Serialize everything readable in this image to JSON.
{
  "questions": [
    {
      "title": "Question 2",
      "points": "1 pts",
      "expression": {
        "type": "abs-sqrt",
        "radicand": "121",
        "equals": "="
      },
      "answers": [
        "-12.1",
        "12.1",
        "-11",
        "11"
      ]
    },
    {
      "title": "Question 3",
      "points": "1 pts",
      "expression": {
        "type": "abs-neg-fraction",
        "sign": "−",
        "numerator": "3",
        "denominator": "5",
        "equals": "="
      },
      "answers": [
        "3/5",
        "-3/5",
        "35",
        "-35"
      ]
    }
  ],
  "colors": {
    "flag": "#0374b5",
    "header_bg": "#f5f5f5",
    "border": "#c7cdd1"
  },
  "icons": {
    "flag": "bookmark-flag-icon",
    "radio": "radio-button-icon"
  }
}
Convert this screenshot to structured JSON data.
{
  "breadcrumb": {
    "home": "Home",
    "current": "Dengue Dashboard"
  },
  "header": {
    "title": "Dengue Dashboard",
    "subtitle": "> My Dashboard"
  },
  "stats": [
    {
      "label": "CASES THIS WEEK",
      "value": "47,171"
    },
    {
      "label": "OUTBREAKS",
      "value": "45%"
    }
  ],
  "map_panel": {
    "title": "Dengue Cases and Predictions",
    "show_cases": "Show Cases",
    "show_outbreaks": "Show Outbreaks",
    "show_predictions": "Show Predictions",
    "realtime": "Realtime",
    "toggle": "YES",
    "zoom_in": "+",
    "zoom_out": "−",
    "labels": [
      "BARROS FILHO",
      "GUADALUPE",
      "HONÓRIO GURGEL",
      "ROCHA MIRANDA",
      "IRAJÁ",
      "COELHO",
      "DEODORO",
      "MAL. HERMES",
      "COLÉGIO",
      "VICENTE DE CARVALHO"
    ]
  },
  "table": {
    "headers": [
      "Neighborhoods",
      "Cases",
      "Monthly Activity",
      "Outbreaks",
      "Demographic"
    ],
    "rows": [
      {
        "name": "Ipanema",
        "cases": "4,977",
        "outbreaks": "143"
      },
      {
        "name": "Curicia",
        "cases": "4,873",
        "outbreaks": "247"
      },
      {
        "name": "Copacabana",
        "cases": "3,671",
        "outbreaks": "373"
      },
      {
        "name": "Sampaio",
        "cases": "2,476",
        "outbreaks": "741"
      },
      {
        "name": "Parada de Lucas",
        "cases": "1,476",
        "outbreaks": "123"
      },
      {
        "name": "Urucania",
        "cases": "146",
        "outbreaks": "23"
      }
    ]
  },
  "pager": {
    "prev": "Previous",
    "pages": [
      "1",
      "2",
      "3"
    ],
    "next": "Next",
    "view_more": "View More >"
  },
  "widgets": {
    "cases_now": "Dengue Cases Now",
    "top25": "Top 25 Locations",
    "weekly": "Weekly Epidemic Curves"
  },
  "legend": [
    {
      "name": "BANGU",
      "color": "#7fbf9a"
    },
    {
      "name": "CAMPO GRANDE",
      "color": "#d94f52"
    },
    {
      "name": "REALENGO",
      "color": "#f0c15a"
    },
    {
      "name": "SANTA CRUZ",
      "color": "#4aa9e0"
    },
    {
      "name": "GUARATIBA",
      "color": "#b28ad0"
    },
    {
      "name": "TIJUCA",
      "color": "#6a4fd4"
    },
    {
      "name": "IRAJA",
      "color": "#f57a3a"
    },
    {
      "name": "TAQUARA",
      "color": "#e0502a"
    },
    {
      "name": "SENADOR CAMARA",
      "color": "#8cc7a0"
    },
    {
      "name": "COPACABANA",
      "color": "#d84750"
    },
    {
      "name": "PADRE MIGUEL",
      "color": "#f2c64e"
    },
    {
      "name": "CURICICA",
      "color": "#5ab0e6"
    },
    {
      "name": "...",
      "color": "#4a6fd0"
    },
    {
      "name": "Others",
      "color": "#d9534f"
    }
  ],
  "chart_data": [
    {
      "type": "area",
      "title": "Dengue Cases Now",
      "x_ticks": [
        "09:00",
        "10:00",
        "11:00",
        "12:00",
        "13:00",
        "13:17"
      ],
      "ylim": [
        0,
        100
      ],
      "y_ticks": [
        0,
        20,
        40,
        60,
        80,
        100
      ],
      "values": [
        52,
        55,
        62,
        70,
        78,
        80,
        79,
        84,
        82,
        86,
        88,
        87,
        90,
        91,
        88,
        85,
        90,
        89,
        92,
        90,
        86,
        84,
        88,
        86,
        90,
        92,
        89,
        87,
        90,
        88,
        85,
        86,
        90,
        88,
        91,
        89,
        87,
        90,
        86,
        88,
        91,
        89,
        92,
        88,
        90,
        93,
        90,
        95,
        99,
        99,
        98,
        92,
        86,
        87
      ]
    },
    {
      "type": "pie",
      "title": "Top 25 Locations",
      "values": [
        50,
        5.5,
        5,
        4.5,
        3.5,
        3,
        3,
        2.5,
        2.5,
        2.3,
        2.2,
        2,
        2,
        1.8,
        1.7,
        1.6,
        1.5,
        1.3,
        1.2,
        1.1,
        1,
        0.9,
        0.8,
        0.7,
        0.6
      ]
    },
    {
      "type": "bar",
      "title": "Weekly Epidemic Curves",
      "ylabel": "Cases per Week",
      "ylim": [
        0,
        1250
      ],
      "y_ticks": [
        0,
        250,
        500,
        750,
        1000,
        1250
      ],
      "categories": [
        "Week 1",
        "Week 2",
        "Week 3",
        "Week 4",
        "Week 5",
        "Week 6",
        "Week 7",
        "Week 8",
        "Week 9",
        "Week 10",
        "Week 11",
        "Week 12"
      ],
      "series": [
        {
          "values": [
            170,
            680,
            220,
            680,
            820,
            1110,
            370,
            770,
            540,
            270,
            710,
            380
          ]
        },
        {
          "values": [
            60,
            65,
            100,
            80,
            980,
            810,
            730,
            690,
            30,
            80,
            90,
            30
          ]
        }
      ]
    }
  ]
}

# # #

- [The exercise]
Extract the listing in its entirety and repeat it exactly.

- [Response to the exercise]
Serialize everything readable in this image to JSON.
{
  "questions": [
    {
      "title": "Question 2",
      "points": "1 pts",
      "expression": {
        "type": "abs-sqrt",
        "radicand": "121",
        "equals": "="
      },
      "answers": [
        "-12.1",
        "12.1",
        "-11",
        "11"
      ]
    },
    {
      "title": "Question 3",
      "points": "1 pts",
      "expression": {
        "type": "abs-neg-fraction",
        "sign": "−",
        "numerator": "3",
        "denominator": "5",
        "equals": "="
      },
      "answers": [
        "3/5",
        "-3/5",
        "35",
        "-35"
      ]
    }
  ],
  "colors": {
    "flag": "#0374b5",
    "header_bg": "#f5f5f5",
    "border": "#c7cdd1"
  },
  "icons": {
    "flag": "bookmark-flag-icon",
    "radio": "radio-button-icon"
  }
}
Convert this screenshot to structured JSON data.
{
  "breadcrumb": {
    "home": "Home",
    "current": "Dengue Dashboard"
  },
  "header": {
    "title": "Dengue Dashboard",
    "subtitle": "> My Dashboard"
  },
  "stats": [
    {
      "label": "CASES THIS WEEK",
      "value": "47,171"
    },
    {
      "label": "OUTBREAKS",
      "value": "45%"
    }
  ],
  "map_panel": {
    "title": "Dengue Cases and Predictions",
    "show_cases": "Show Cases",
    "show_outbreaks": "Show Outbreaks",
    "show_predictions": "Show Predictions",
    "realtime": "Realtime",
    "toggle": "YES",
    "zoom_in": "+",
    "zoom_out": "−",
    "labels": [
      "BARROS FILHO",
      "GUADALUPE",
      "HONÓRIO GURGEL",
      "ROCHA MIRANDA",
      "IRAJÁ",
      "COELHO",
      "DEODORO",
      "MAL. HERMES",
      "COLÉGIO",
      "VICENTE DE CARVALHO"
    ]
  },
  "table": {
    "headers": [
      "Neighborhoods",
      "Cases",
      "Monthly Activity",
      "Outbreaks",
      "Demographic"
    ],
    "rows": [
      {
        "name": "Ipanema",
        "cases": "4,977",
        "outbreaks": "143"
      },
      {
        "name": "Curicia",
        "cases": "4,873",
        "outbreaks": "247"
      },
      {
        "name": "Copacabana",
        "cases": "3,671",
        "outbreaks": "373"
      },
      {
        "name": "Sampaio",
        "cases": "2,476",
        "outbreaks": "741"
      },
      {
        "name": "Parada de Lucas",
        "cases": "1,476",
        "outbreaks": "123"
      },
      {
        "name": "Urucania",
        "cases": "146",
        "outbreaks": "23"
      }
    ]
  },
  "pager": {
    "prev": "Previous",
    "pages": [
      "1",
      "2",
      "3"
    ],
    "next": "Next",
    "view_more": "View More >"
  },
  "widgets": {
    "cases_now": "Dengue Cases Now",
    "top25": "Top 25 Locations",
    "weekly": "Weekly Epidemic Curves"
  },
  "legend": [
    {
      "name": "BANGU",
      "color": "#7fbf9a"
    },
    {
      "name": "CAMPO GRANDE",
      "color": "#d94f52"
    },
    {
      "name": "REALENGO",
      "color": "#f0c15a"
    },
    {
      "name": "SANTA CRUZ",
      "color": "#4aa9e0"
    },
    {
      "name": "GUARATIBA",
      "color": "#b28ad0"
    },
    {
      "name": "TIJUCA",
      "color": "#6a4fd4"
    },
    {
      "name": "IRAJA",
      "color": "#f57a3a"
    },
    {
      "name": "TAQUARA",
      "color": "#e0502a"
    },
    {
      "name": "SENADOR CAMARA",
      "color": "#8cc7a0"
    },
    {
      "name": "COPACABANA",
      "color": "#d84750"
    },
    {
      "name": "PADRE MIGUEL",
      "color": "#f2c64e"
    },
    {
      "name": "CURICICA",
      "color": "#5ab0e6"
    },
    {
      "name": "...",
      "color": "#4a6fd0"
    },
    {
      "name": "Others",
      "color": "#d9534f"
    }
  ],
  "chart_data": [
    {
      "type": "area",
      "title": "Dengue Cases Now",
      "x_ticks": [
        "09:00",
        "10:00",
        "11:00",
        "12:00",
        "13:00",
        "13:17"
      ],
      "ylim": [
        0,
        100
      ],
      "y_ticks": [
        0,
        20,
        40,
        60,
        80,
        100
      ],
      "values": [
        52,
        55,
        62,
        70,
        78,
        80,
        79,
        84,
        82,
        86,
        88,
        87,
        90,
        91,
        88,
        85,
        90,
        89,
        92,
        90,
        86,
        84,
        88,
        86,
        90,
        92,
        89,
        87,
        90,
        88,
        85,
        86,
        90,
        88,
        91,
        89,
        87,
        90,
        86,
        88,
        91,
        89,
        92,
        88,
        90,
        93,
        90,
        95,
        99,
        99,
        98,
        92,
        86,
        87
      ]
    },
    {
      "type": "pie",
      "title": "Top 25 Locations",
      "values": [
        50,
        5.5,
        5,
        4.5,
        3.5,
        3,
        3,
        2.5,
        2.5,
        2.3,
        2.2,
        2,
        2,
        1.8,
        1.7,
        1.6,
        1.5,
        1.3,
        1.2,
        1.1,
        1,
        0.9,
        0.8,
        0.7,
        0.6
      ]
    },
    {
      "type": "bar",
      "title": "Weekly Epidemic Curves",
      "ylabel": "Cases per Week",
      "ylim": [
        0,
        1250
      ],
      "y_ticks": [
        0,
        250,
        500,
        750,
        1000,
        1250
      ],
      "categories": [
        "Week 1",
        "Week 2",
        "Week 3",
        "Week 4",
        "Week 5",
        "Week 6",
        "Week 7",
        "Week 8",
        "Week 9",
        "Week 10",
        "Week 11",
        "Week 12"
      ],
      "series": [
        {
          "values": [
            170,
            680,
            220,
            680,
            820,
            1110,
            370,
            770,
            540,
            270,
            710,
            380
          ]
        },
        {
          "values": [
            60,
            65,
            100,
            80,
            980,
            810,
            730,
            690,
            30,
            80,
            90,
            30
          ]
        }
      ]
    }
  ]
}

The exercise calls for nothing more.